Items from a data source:
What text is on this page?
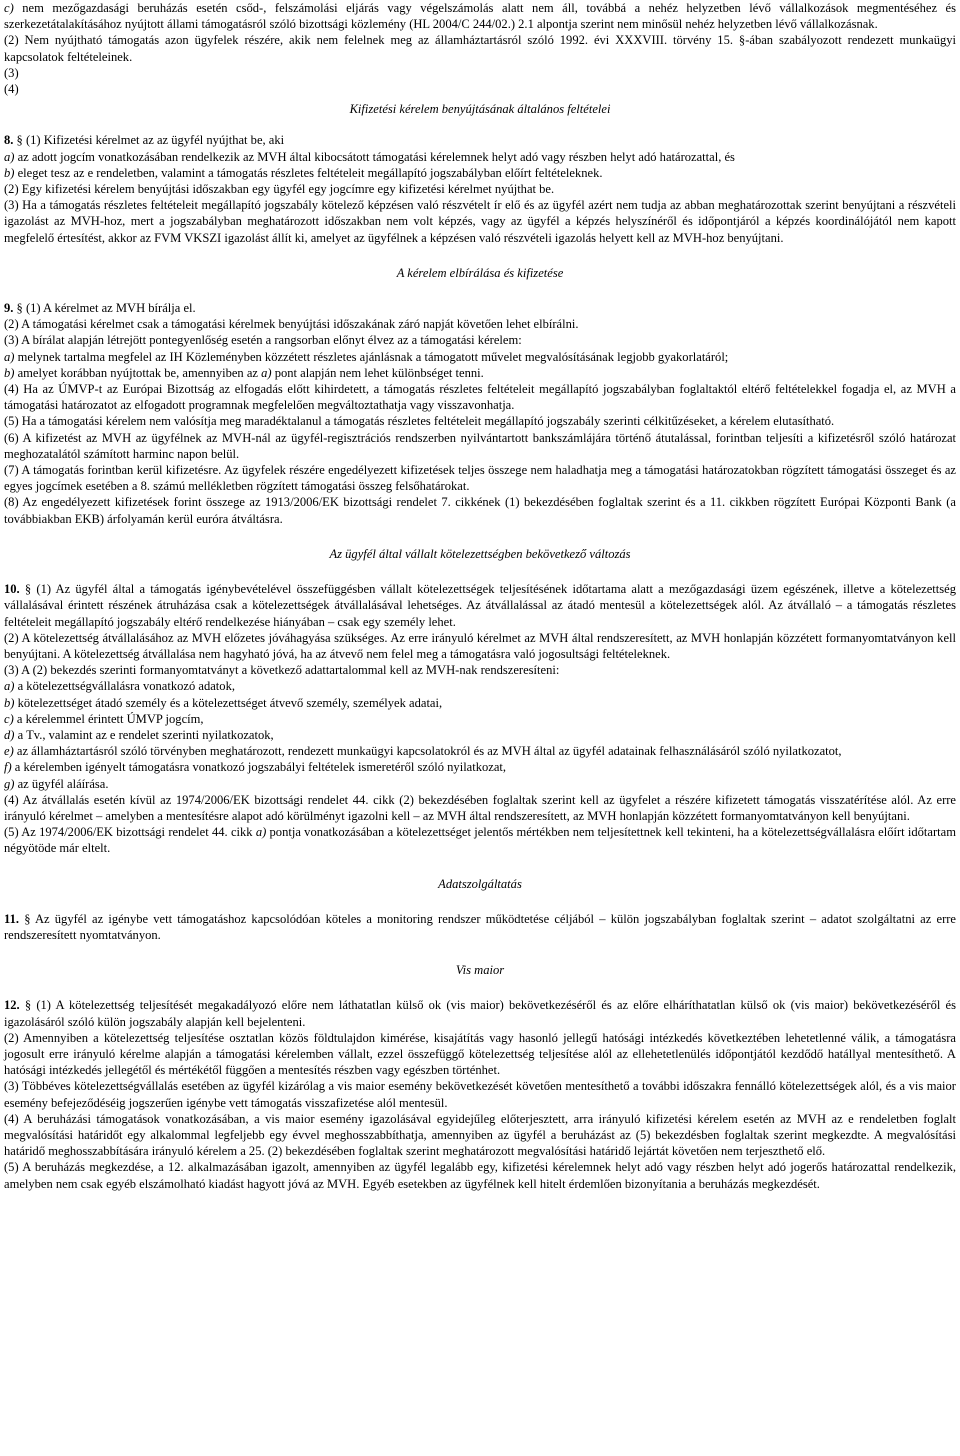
c) nem mezőgazdasági beruházás esetén csőd-, felszámolási eljárás vagy végelszámolás alatt nem áll, továbbá a nehéz helyzetben lévő vállalkozások megmentéséhez és szerkezetátalakításához nyújtott állami támogatásról szóló bizottsági közlemény (HL 2004/C 244/02.) 2.1 alpontja szerint nem minősül nehéz helyzetben lévő vállalkozásnak.

(2) Nem nyújtható támogatás azon ügyfelek részére, akik nem felelnek meg az államháztartásról szóló 1992. évi XXXVIII. törvény 15. §-ában szabályozott rendezett munkaügyi kapcsolatok feltételeinek.

(3)

(4)

Kifizetési kérelem benyújtásának általános feltételei

8. § (1) Kifizetési kérelmet az az ügyfél nyújthat be, aki

a) az adott jogcím vonatkozásában rendelkezik az MVH által kibocsátott támogatási kérelemnek helyt adó vagy részben helyt adó határozattal, és

b) eleget tesz az e rendeletben, valamint a támogatás részletes feltételeit megállapító jogszabályban előírt feltételeknek.

(2) Egy kifizetési kérelem benyújtási időszakban egy ügyfél egy jogcímre egy kifizetési kérelmet nyújthat be.

(3) Ha a támogatás részletes feltételeit megállapító jogszabály kötelező képzésen való részvételt ír elő és az ügyfél azért nem tudja az abban meghatározottak szerint benyújtani a részvételi igazolást az MVH-hoz, mert a jogszabályban meghatározott időszakban nem volt képzés, vagy az ügyfél a képzés helyszínéről és időpontjáról a képzés koordinálójától nem kapott megfelelő értesítést, akkor az FVM VKSZI igazolást állít ki, amelyet az ügyfélnek a képzésen való részvételi igazolás helyett kell az MVH-hoz benyújtani.

A kérelem elbírálása és kifizetése

9. § (1) A kérelmet az MVH bírálja el.

(2) A támogatási kérelmet csak a támogatási kérelmek benyújtási időszakának záró napját követően lehet elbírálni.

(3) A bírálat alapján létrejött pontegyenlőség esetén a rangsorban előnyt élvez az a támogatási kérelem:

a) melynek tartalma megfelel az IH Közleményben közzétett részletes ajánlásnak a támogatott művelet megvalósításának legjobb gyakorlatáról;

b) amelyet korábban nyújtottak be, amennyiben az a) pont alapján nem lehet különbséget tenni.

(4) Ha az ÚMVP-t az Európai Bizottság az elfogadás előtt kihirdetett, a támogatás részletes feltételeit megállapító jogszabályban foglaltaktól eltérő feltételekkel fogadja el, az MVH a támogatási határozatot az elfogadott programnak megfelelően megváltoztathatja vagy visszavonhatja.

(5) Ha a támogatási kérelem nem valósítja meg maradéktalanul a támogatás részletes feltételeit megállapító jogszabály szerinti célkitűzéseket, a kérelem elutasítható.

(6) A kifizetést az MVH az ügyfélnek az MVH-nál az ügyfél-regisztrációs rendszerben nyilvántartott bankszámlájára történő átutalással, forintban teljesíti a kifizetésről szóló határozat meghozatalától számított harminc napon belül.

(7) A támogatás forintban kerül kifizetésre. Az ügyfelek részére engedélyezett kifizetések teljes összege nem haladhatja meg a támogatási határozatokban rögzített támogatási összeget és az egyes jogcímek esetében a 8. számú mellékletben rögzített támogatási összeg felsőhatárokat.

(8) Az engedélyezett kifizetések forint összege az 1913/2006/EK bizottsági rendelet 7. cikkének (1) bekezdésében foglaltak szerint és a 11. cikkben rögzített Európai Központi Bank (a továbbiakban EKB) árfolyamán kerül euróra átváltásra.

Az ügyfél által vállalt kötelezettségben bekövetkező változás

10. § (1) Az ügyfél által a támogatás igénybevételével összefüggésben vállalt kötelezettségek teljesítésének időtartama alatt a mezőgazdasági üzem egészének, illetve a kötelezettség vállalásával érintett részének átruházása csak a kötelezettségek átvállalásával lehetséges. Az átvállalással az átadó mentesül a kötelezettségek alól. Az átvállaló – a támogatás részletes feltételeit megállapító jogszabály eltérő rendelkezése hiányában – csak egy személy lehet.

(2) A kötelezettség átvállalásához az MVH előzetes jóváhagyása szükséges. Az erre irányuló kérelmet az MVH által rendszeresített, az MVH honlapján közzétett formanyomtatványon kell benyújtani. A kötelezettség átvállalása nem hagyható jóvá, ha az átvevő nem felel meg a támogatásra való jogosultsági feltételeknek.

(3) A (2) bekezdés szerinti formanyomtatványt a következő adattartalommal kell az MVH-nak rendszeresíteni:

a) a kötelezettségvállalásra vonatkozó adatok,

b) kötelezettséget átadó személy és a kötelezettséget átvevő személy, személyek adatai,

c) a kérelemmel érintett ÚMVP jogcím,

d) a Tv., valamint az e rendelet szerinti nyilatkozatok,

e) az államháztartásról szóló törvényben meghatározott, rendezett munkaügyi kapcsolatokról és az MVH által az ügyfél adatainak felhasználásáról szóló nyilatkozatot,

f) a kérelemben igényelt támogatásra vonatkozó jogszabályi feltételek ismeretéről szóló nyilatkozat,

g) az ügyfél aláírása.

(4) Az átvállalás esetén kívül az 1974/2006/EK bizottsági rendelet 44. cikk (2) bekezdésében foglaltak szerint kell az ügyfelet a részére kifizetett támogatás visszatérítése alól. Az erre irányuló kérelmet – amelyben a mentesítésre alapot adó körülményt igazolni kell – az MVH által rendszeresített, az MVH honlapján közzétett formanyomtatványon kell benyújtani.

(5) Az 1974/2006/EK bizottsági rendelet 44. cikk a) pontja vonatkozásában a kötelezettséget jelentős mértékben nem teljesítettnek kell tekinteni, ha a kötelezettségvállalásra előírt időtartam négyötöde már eltelt.

Adatszolgáltatás

11. § Az ügyfél az igénybe vett támogatáshoz kapcsolódóan köteles a monitoring rendszer működtetése céljából – külön jogszabályban foglaltak szerint – adatot szolgáltatni az erre rendszeresített nyomtatványon.

Vis maior

12. § (1) A kötelezettség teljesítését megakadályozó előre nem láthatatlan külső ok (vis maior) bekövetkezéséről és az előre elháríthatatlan külső ok (vis maior) bekövetkezéséről és igazolásáról szóló külön jogszabály alapján kell bejelenteni.

(2) Amennyiben a kötelezettség teljesítése osztatlan közös földtulajdon kimérése, kisajátítás vagy hasonló jellegű hatósági intézkedés következtében lehetetlenné válik, a támogatásra jogosult erre irányuló kérelme alapján a támogatási kérelemben vállalt, ezzel összefüggő kötelezettség teljesítése alól az ellehetetlenülés időpontjától kezdődő hatállyal mentesíthető. A hatósági intézkedés jellegétől és mértékétől függően a mentesítés részben vagy egészben történhet.

(3) Többéves kötelezettségvállalás esetében az ügyfél kizárólag a vis maior esemény bekövetkezését követően mentesíthető a további időszakra fennálló kötelezettségek alól, és a vis maior esemény befejeződéséig jogszerűen igénybe vett támogatás visszafizetése alól mentesül.

(4) A beruházási támogatások vonatkozásában, a vis maior esemény igazolásával egyidejűleg előterjesztett, arra irányuló kifizetési kérelem esetén az MVH az e rendeletben foglalt megvalósítási határidőt egy alkalommal legfeljebb egy évvel meghosszabbíthatja, amennyiben az ügyfél a beruházást az (5) bekezdésben foglaltak szerint megkezdte. A megvalósítási határidő meghosszabbítására irányuló kérelem a 25. (2) bekezdésében foglaltak szerint meghatározott megvalósítási határidő lejártát követően nem terjeszthető elő.

(5) A beruházás megkezdése, a 12. alkalmazásában igazolt, amennyiben az ügyfél legalább egy, kifizetési kérelemnek helyt adó vagy részben helyt adó jogerős határozattal rendelkezik, amelyben nem csak egyéb elszámolható kiadást hagyott jóvá az MVH. Egyéb esetekben az ügyfélnek kell hitelt érdemlően bizonyítania a beruházás megkezdését.
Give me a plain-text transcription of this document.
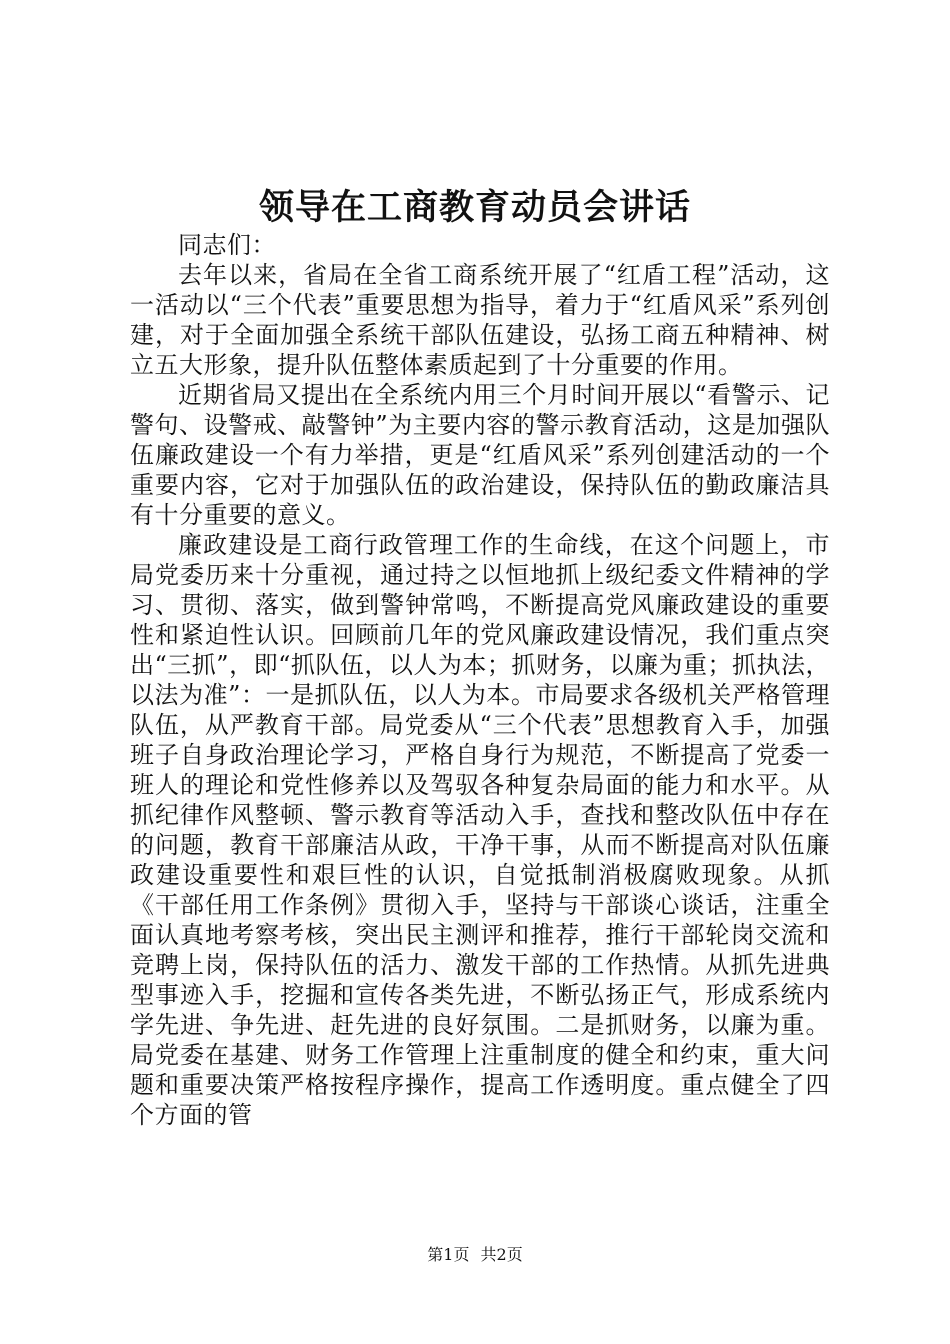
领导在工商教育动员会讲话

同志们：

去年以来，省局在全省工商系统开展了“红盾工程”活动，这一活动以“三个代表”重要思想为指导，着力于“红盾风采”系列创建，对于全面加强全系统干部队伍建设，弘扬工商五种精神、树立五大形象，提升队伍整体素质起到了十分重要的作用。

近期省局又提出在全系统内用三个月时间开展以“看警示、记警句、设警戒、敲警钟”为主要内容的警示教育活动，这是加强队伍廉政建设一个有力举措，更是“红盾风采”系列创建活动的一个重要内容，它对于加强队伍的政治建设，保持队伍的勤政廉洁具有十分重要的意义。

廉政建设是工商行政管理工作的生命线，在这个问题上，市局党委历来十分重视，通过持之以恒地抓上级纪委文件精神的学习、贯彻、落实，做到警钟常鸣，不断提高党风廉政建设的重要性和紧迫性认识。回顾前几年的党风廉政建设情况，我们重点突出“三抓”，即“抓队伍，以人为本；抓财务，以廉为重；抓执法，以法为准”：一是抓队伍，以人为本。市局要求各级机关严格管理队伍，从严教育干部。局党委从“三个代表”思想教育入手，加强班子自身政治理论学习，严格自身行为规范，不断提高了党委一班人的理论和党性修养以及驾驭各种复杂局面的能力和水平。从抓纪律作风整顿、警示教育等活动入手，查找和整改队伍中存在的问题，教育干部廉洁从政，干净干事，从而不断提高对队伍廉政建设重要性和艰巨性的认识，自觉抵制消极腐败现象。从抓《干部任用工作条例》贯彻入手，坚持与干部谈心谈话，注重全面认真地考察考核，突出民主测评和推荐，推行干部轮岗交流和竞聘上岗，保持队伍的活力、激发干部的工作热情。从抓先进典型事迹入手，挖掘和宣传各类先进，不断弘扬正气，形成系统内学先进、争先进、赶先进的良好氛围。二是抓财务，以廉为重。局党委在基建、财务工作管理上注重制度的健全和约束，重大问题和重要决策严格按程序操作，提高工作透明度。重点健全了四个方面的管

第1页 共2页
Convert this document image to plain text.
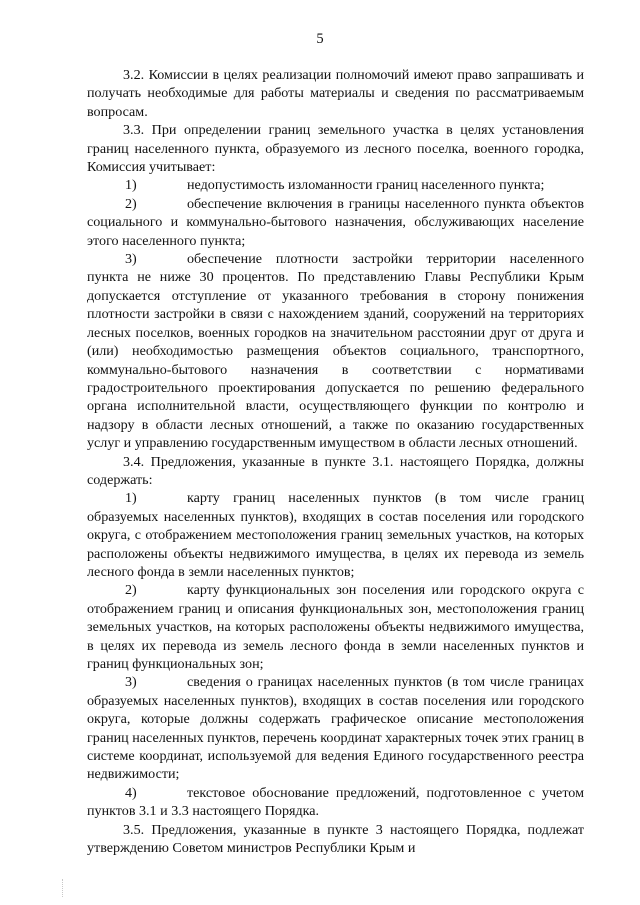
5

3.2. Комиссии в целях реализации полномочий имеют право запрашивать и получать необходимые для работы материалы и сведения по рассматриваемым вопросам.

3.3. При определении границ земельного участка в целях установления границ населенного пункта, образуемого из лесного поселка, военного городка, Комиссия учитывает:

1)	недопустимость изломанности границ населенного пункта;

2)	обеспечение включения в границы населенного пункта объектов социального и коммунально-бытового назначения, обслуживающих население этого населенного пункта;

3)	обеспечение плотности застройки территории населенного пункта не ниже 30 процентов. По представлению Главы Республики Крым допускается отступление от указанного требования в сторону понижения плотности застройки в связи с нахождением зданий, сооружений на территориях лесных поселков, военных городков на значительном расстоянии друг от друга и (или) необходимостью размещения объектов социального, транспортного, коммунально-бытового назначения в соответствии с нормативами градостроительного проектирования допускается по решению федерального органа исполнительной власти, осуществляющего функции по контролю и надзору в области лесных отношений, а также по оказанию государственных услуг и управлению государственным имуществом в области лесных отношений.

3.4. Предложения, указанные в пункте 3.1. настоящего Порядка, должны содержать:

1)	карту границ населенных пунктов (в том числе границ образуемых населенных пунктов), входящих в состав поселения или городского округа, с отображением местоположения границ земельных участков, на которых расположены объекты недвижимого имущества, в целях их перевода из земель лесного фонда в земли населенных пунктов;

2)	карту функциональных зон поселения или городского округа с отображением границ и описания функциональных зон, местоположения границ земельных участков, на которых расположены объекты недвижимого имущества, в целях их перевода из земель лесного фонда в земли населенных пунктов и границ функциональных зон;

3)	сведения о границах населенных пунктов (в том числе границах образуемых населенных пунктов), входящих в состав поселения или городского округа, которые должны содержать графическое описание местоположения границ населенных пунктов, перечень координат характерных точек этих границ в системе координат, используемой для ведения Единого государственного реестра недвижимости;

4)	текстовое обоснование предложений, подготовленное с учетом пунктов 3.1 и 3.3 настоящего Порядка.

3.5. Предложения, указанные в пункте 3 настоящего Порядка, подлежат утверждению Советом министров Республики Крым и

[WHAT YOU SHOULD DO] Only lines with the word "Порядка" should be collected from the material.

[EXERCISE RESPONSE]
3.4. Предложения, указанные в пункте 3.1. настоящего Порядка, должны содержать:
4)	текстовое обоснование предложений, подготовленное с учетом пунктов 3.1 и 3.3 настоящего Порядка.
3.5. Предложения, указанные в пункте 3 настоящего Порядка, подлежат утверждению Советом министров Республики Крым и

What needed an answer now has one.